* **Written instruction**
From the listing below, extract every line in which the word "pressure" appears.

[Figure record extracts]
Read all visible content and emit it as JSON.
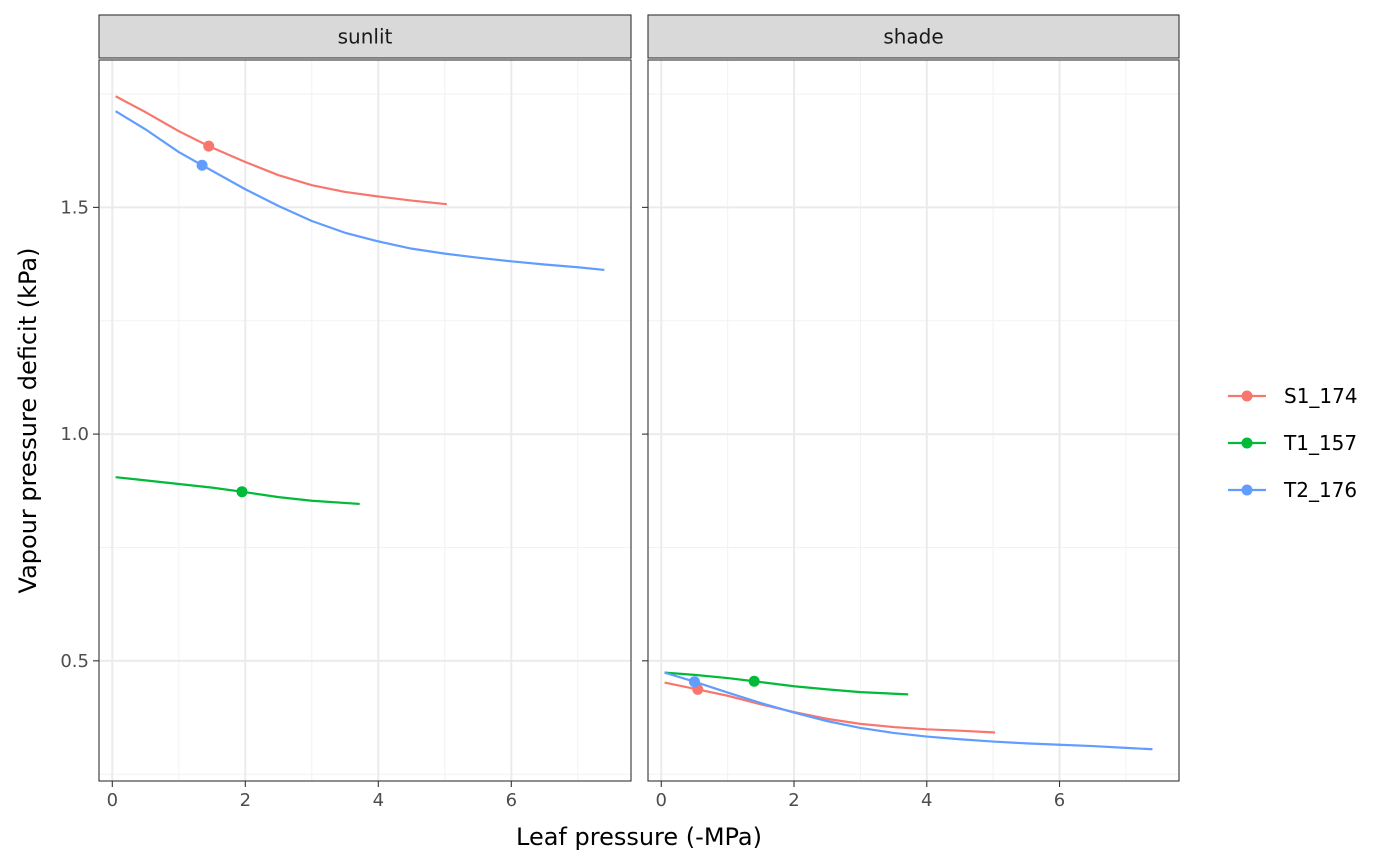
{
  "chart_data": {
    "type": "line",
    "xlabel": "Leaf pressure (-MPa)",
    "ylabel": "Vapour pressure deficit (kPa)",
    "xlim": [
      -0.2,
      7.8
    ],
    "ylim": [
      0.235,
      1.825
    ],
    "x_ticks": [
      0,
      2,
      4,
      6
    ],
    "y_ticks": [
      0.5,
      1.0,
      1.5
    ],
    "x_tick_labels": [
      "0",
      "2",
      "4",
      "6"
    ],
    "y_tick_labels": [
      "0.5",
      "1.0",
      "1.5"
    ],
    "grid": true,
    "legend_position": "right",
    "legend": [
      {
        "name": "S1_174",
        "color": "#F8766D"
      },
      {
        "name": "T1_157",
        "color": "#00BA38"
      },
      {
        "name": "T2_176",
        "color": "#619CFF"
      }
    ],
    "panels": [
      {
        "title": "sunlit",
        "series": [
          {
            "name": "S1_174",
            "color": "#F8766D",
            "x": [
              0.05,
              0.5,
              1.0,
              1.45,
              2.0,
              2.5,
              3.0,
              3.5,
              4.0,
              4.5,
              5.03
            ],
            "y": [
              1.745,
              1.71,
              1.668,
              1.635,
              1.6,
              1.571,
              1.549,
              1.534,
              1.524,
              1.515,
              1.507
            ],
            "point": {
              "x": 1.45,
              "y": 1.635
            }
          },
          {
            "name": "T1_157",
            "color": "#00BA38",
            "x": [
              0.05,
              0.5,
              1.0,
              1.5,
              1.95,
              2.5,
              3.0,
              3.72
            ],
            "y": [
              0.905,
              0.898,
              0.89,
              0.882,
              0.873,
              0.861,
              0.853,
              0.846
            ],
            "point": {
              "x": 1.95,
              "y": 0.873
            }
          },
          {
            "name": "T2_176",
            "color": "#619CFF",
            "x": [
              0.05,
              0.5,
              1.0,
              1.35,
              2.0,
              2.5,
              3.0,
              3.5,
              4.0,
              4.5,
              5.0,
              5.5,
              6.0,
              6.5,
              7.0,
              7.4
            ],
            "y": [
              1.712,
              1.672,
              1.622,
              1.593,
              1.54,
              1.503,
              1.47,
              1.444,
              1.425,
              1.409,
              1.398,
              1.389,
              1.381,
              1.374,
              1.368,
              1.362
            ],
            "point": {
              "x": 1.35,
              "y": 1.593
            }
          }
        ]
      },
      {
        "title": "shade",
        "series": [
          {
            "name": "S1_174",
            "color": "#F8766D",
            "x": [
              0.05,
              0.55,
              1.0,
              1.5,
              2.0,
              2.5,
              3.0,
              3.5,
              4.0,
              4.5,
              5.03
            ],
            "y": [
              0.452,
              0.437,
              0.423,
              0.404,
              0.387,
              0.372,
              0.361,
              0.354,
              0.349,
              0.346,
              0.342
            ],
            "point": {
              "x": 0.55,
              "y": 0.437
            }
          },
          {
            "name": "T1_157",
            "color": "#00BA38",
            "x": [
              0.05,
              0.5,
              1.0,
              1.4,
              2.0,
              2.5,
              3.0,
              3.72
            ],
            "y": [
              0.474,
              0.469,
              0.462,
              0.455,
              0.444,
              0.437,
              0.431,
              0.426
            ],
            "point": {
              "x": 1.4,
              "y": 0.455
            }
          },
          {
            "name": "T2_176",
            "color": "#619CFF",
            "x": [
              0.05,
              0.5,
              1.0,
              1.5,
              2.0,
              2.5,
              3.0,
              3.5,
              4.0,
              4.5,
              5.0,
              5.5,
              6.0,
              6.5,
              7.0,
              7.4
            ],
            "y": [
              0.474,
              0.454,
              0.43,
              0.407,
              0.386,
              0.367,
              0.352,
              0.341,
              0.333,
              0.327,
              0.322,
              0.318,
              0.315,
              0.312,
              0.308,
              0.305
            ],
            "point": {
              "x": 0.5,
              "y": 0.454
            }
          }
        ]
      }
    ]
  }
}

* **Response to this exercise**
    "xlabel": "Leaf pressure (-MPa)",
    "ylabel": "Vapour pressure deficit (kPa)",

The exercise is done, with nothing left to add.